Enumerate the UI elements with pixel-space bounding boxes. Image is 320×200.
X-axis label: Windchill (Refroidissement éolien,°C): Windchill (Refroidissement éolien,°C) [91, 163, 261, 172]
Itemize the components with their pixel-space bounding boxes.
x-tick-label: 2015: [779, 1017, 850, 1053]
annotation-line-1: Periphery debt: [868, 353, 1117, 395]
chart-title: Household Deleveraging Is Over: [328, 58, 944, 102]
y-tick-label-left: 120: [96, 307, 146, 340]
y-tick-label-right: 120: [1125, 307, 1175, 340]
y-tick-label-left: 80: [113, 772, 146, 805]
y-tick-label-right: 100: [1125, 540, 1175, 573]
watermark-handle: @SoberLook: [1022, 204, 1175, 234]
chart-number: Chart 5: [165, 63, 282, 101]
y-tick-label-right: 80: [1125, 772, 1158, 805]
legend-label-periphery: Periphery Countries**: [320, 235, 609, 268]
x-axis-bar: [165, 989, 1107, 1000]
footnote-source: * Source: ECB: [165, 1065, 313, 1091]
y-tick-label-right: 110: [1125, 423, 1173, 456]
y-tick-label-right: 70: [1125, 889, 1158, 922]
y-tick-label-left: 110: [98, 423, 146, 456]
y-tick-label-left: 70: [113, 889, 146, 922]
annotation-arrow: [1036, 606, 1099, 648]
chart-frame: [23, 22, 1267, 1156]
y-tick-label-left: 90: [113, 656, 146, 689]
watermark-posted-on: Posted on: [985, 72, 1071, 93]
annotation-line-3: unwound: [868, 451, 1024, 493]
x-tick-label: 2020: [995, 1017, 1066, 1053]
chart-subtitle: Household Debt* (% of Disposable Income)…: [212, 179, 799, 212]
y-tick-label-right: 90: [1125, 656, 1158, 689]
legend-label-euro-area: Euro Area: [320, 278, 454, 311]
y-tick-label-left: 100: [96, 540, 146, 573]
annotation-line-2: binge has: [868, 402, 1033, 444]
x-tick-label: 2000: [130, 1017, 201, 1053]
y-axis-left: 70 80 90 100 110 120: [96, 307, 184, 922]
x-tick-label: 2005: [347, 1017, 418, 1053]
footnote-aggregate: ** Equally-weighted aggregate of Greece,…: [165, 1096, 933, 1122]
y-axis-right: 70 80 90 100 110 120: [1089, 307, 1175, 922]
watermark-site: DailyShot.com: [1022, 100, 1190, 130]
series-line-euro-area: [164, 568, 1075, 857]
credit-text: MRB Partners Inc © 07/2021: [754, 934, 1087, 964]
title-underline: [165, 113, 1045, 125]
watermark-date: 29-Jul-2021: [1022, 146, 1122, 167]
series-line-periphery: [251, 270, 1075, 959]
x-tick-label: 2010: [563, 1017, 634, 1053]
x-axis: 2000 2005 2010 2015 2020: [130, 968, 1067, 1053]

WHAT IS BEING ASKED:
Rewrite the entries from the beginning through the line containing "x-tick-label: 2015: [779, 1017, 850, 1053]" as a numbered list, omitting any blank lines.

TASK ANSWER:
1. Enumerate the UI elements with pixel-space bounding boxes. Image is 320×200.
2. X-axis label: Windchill (Refroidissement éolien,°C): Windchill (Refroidissement éolien,°C) [91, 163, 261, 172]
3. Itemize the components with their pixel-space bounding boxes.
4. x-tick-label: 2015: [779, 1017, 850, 1053]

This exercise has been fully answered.